Records provided
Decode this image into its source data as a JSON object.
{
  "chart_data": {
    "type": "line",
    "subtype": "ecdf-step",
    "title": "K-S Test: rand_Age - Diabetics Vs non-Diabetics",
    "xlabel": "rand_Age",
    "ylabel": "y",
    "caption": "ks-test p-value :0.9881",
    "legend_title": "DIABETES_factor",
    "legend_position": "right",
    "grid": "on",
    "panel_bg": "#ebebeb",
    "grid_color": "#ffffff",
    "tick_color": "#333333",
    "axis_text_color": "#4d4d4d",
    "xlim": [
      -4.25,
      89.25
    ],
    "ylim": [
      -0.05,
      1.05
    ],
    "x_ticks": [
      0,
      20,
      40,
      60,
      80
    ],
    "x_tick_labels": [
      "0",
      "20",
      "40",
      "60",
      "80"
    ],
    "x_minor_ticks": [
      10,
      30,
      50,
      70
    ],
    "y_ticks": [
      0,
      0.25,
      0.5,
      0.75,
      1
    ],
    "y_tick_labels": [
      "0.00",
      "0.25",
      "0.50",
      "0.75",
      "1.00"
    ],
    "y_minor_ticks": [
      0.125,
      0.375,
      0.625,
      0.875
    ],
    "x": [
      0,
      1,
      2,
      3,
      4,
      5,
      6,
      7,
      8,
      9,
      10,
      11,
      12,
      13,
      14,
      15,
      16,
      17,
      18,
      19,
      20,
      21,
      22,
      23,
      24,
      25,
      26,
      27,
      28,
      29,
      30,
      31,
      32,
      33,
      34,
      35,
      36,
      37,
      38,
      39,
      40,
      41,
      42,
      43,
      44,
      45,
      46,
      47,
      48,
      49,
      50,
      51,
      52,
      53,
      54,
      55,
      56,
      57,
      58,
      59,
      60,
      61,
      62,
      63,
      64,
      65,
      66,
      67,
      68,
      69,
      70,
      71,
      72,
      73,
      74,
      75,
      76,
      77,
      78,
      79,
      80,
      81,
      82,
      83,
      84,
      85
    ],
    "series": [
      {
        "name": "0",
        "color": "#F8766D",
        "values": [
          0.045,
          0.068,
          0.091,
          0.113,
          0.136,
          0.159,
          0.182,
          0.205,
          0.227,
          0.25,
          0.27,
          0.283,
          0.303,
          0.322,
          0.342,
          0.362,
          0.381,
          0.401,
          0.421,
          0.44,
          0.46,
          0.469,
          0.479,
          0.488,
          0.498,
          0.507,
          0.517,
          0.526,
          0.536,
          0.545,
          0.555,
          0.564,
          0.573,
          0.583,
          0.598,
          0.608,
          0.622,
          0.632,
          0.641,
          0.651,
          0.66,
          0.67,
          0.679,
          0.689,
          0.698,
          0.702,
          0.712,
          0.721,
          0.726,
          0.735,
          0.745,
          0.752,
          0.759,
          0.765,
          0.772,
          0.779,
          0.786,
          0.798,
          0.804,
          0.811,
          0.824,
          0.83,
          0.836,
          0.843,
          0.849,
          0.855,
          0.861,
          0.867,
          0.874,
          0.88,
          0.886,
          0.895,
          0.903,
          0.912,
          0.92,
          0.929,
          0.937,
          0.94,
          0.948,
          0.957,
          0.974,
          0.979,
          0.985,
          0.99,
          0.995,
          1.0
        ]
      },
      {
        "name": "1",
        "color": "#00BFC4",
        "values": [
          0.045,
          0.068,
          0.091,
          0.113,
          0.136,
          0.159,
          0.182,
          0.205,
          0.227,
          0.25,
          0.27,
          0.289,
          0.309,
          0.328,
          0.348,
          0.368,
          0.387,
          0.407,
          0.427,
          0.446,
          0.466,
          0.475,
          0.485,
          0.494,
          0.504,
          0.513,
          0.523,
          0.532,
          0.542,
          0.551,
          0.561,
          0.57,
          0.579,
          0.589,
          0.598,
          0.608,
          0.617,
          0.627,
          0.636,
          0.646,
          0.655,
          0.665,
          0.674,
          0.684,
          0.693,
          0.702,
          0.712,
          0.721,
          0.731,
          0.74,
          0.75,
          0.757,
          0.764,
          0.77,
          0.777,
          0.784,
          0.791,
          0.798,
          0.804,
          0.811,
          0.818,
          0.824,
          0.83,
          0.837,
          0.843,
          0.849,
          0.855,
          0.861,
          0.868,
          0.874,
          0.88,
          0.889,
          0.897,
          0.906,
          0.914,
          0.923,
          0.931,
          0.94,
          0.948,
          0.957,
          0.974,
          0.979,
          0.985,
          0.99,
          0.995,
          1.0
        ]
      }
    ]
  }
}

Work instructions
Repeat all the entries exactly as given.

Answer for this exercise
Decode this image into its source data as a JSON object.
{
  "chart_data": {
    "type": "line",
    "subtype": "ecdf-step",
    "title": "K-S Test: rand_Age - Diabetics Vs non-Diabetics",
    "xlabel": "rand_Age",
    "ylabel": "y",
    "caption": "ks-test p-value :0.9881",
    "legend_title": "DIABETES_factor",
    "legend_position": "right",
    "grid": "on",
    "panel_bg": "#ebebeb",
    "grid_color": "#ffffff",
    "tick_color": "#333333",
    "axis_text_color": "#4d4d4d",
    "xlim": [
      -4.25,
      89.25
    ],
    "ylim": [
      -0.05,
      1.05
    ],
    "x_ticks": [
      0,
      20,
      40,
      60,
      80
    ],
    "x_tick_labels": [
      "0",
      "20",
      "40",
      "60",
      "80"
    ],
    "x_minor_ticks": [
      10,
      30,
      50,
      70
    ],
    "y_ticks": [
      0,
      0.25,
      0.5,
      0.75,
      1
    ],
    "y_tick_labels": [
      "0.00",
      "0.25",
      "0.50",
      "0.75",
      "1.00"
    ],
    "y_minor_ticks": [
      0.125,
      0.375,
      0.625,
      0.875
    ],
    "x": [
      0,
      1,
      2,
      3,
      4,
      5,
      6,
      7,
      8,
      9,
      10,
      11,
      12,
      13,
      14,
      15,
      16,
      17,
      18,
      19,
      20,
      21,
      22,
      23,
      24,
      25,
      26,
      27,
      28,
      29,
      30,
      31,
      32,
      33,
      34,
      35,
      36,
      37,
      38,
      39,
      40,
      41,
      42,
      43,
      44,
      45,
      46,
      47,
      48,
      49,
      50,
      51,
      52,
      53,
      54,
      55,
      56,
      57,
      58,
      59,
      60,
      61,
      62,
      63,
      64,
      65,
      66,
      67,
      68,
      69,
      70,
      71,
      72,
      73,
      74,
      75,
      76,
      77,
      78,
      79,
      80,
      81,
      82,
      83,
      84,
      85
    ],
    "series": [
      {
        "name": "0",
        "color": "#F8766D",
        "values": [
          0.045,
          0.068,
          0.091,
          0.113,
          0.136,
          0.159,
          0.182,
          0.205,
          0.227,
          0.25,
          0.27,
          0.283,
          0.303,
          0.322,
          0.342,
          0.362,
          0.381,
          0.401,
          0.421,
          0.44,
          0.46,
          0.469,
          0.479,
          0.488,
          0.498,
          0.507,
          0.517,
          0.526,
          0.536,
          0.545,
          0.555,
          0.564,
          0.573,
          0.583,
          0.598,
          0.608,
          0.622,
          0.632,
          0.641,
          0.651,
          0.66,
          0.67,
          0.679,
          0.689,
          0.698,
          0.702,
          0.712,
          0.721,
          0.726,
          0.735,
          0.745,
          0.752,
          0.759,
          0.765,
          0.772,
          0.779,
          0.786,
          0.798,
          0.804,
          0.811,
          0.824,
          0.83,
          0.836,
          0.843,
          0.849,
          0.855,
          0.861,
          0.867,
          0.874,
          0.88,
          0.886,
          0.895,
          0.903,
          0.912,
          0.92,
          0.929,
          0.937,
          0.94,
          0.948,
          0.957,
          0.974,
          0.979,
          0.985,
          0.99,
          0.995,
          1.0
        ]
      },
      {
        "name": "1",
        "color": "#00BFC4",
        "values": [
          0.045,
          0.068,
          0.091,
          0.113,
          0.136,
          0.159,
          0.182,
          0.205,
          0.227,
          0.25,
          0.27,
          0.289,
          0.309,
          0.328,
          0.348,
          0.368,
          0.387,
          0.407,
          0.427,
          0.446,
          0.466,
          0.475,
          0.485,
          0.494,
          0.504,
          0.513,
          0.523,
          0.532,
          0.542,
          0.551,
          0.561,
          0.57,
          0.579,
          0.589,
          0.598,
          0.608,
          0.617,
          0.627,
          0.636,
          0.646,
          0.655,
          0.665,
          0.674,
          0.684,
          0.693,
          0.702,
          0.712,
          0.721,
          0.731,
          0.74,
          0.75,
          0.757,
          0.764,
          0.77,
          0.777,
          0.784,
          0.791,
          0.798,
          0.804,
          0.811,
          0.818,
          0.824,
          0.83,
          0.837,
          0.843,
          0.849,
          0.855,
          0.861,
          0.868,
          0.874,
          0.88,
          0.889,
          0.897,
          0.906,
          0.914,
          0.923,
          0.931,
          0.94,
          0.948,
          0.957,
          0.974,
          0.979,
          0.985,
          0.99,
          0.995,
          1.0
        ]
      }
    ]
  }
}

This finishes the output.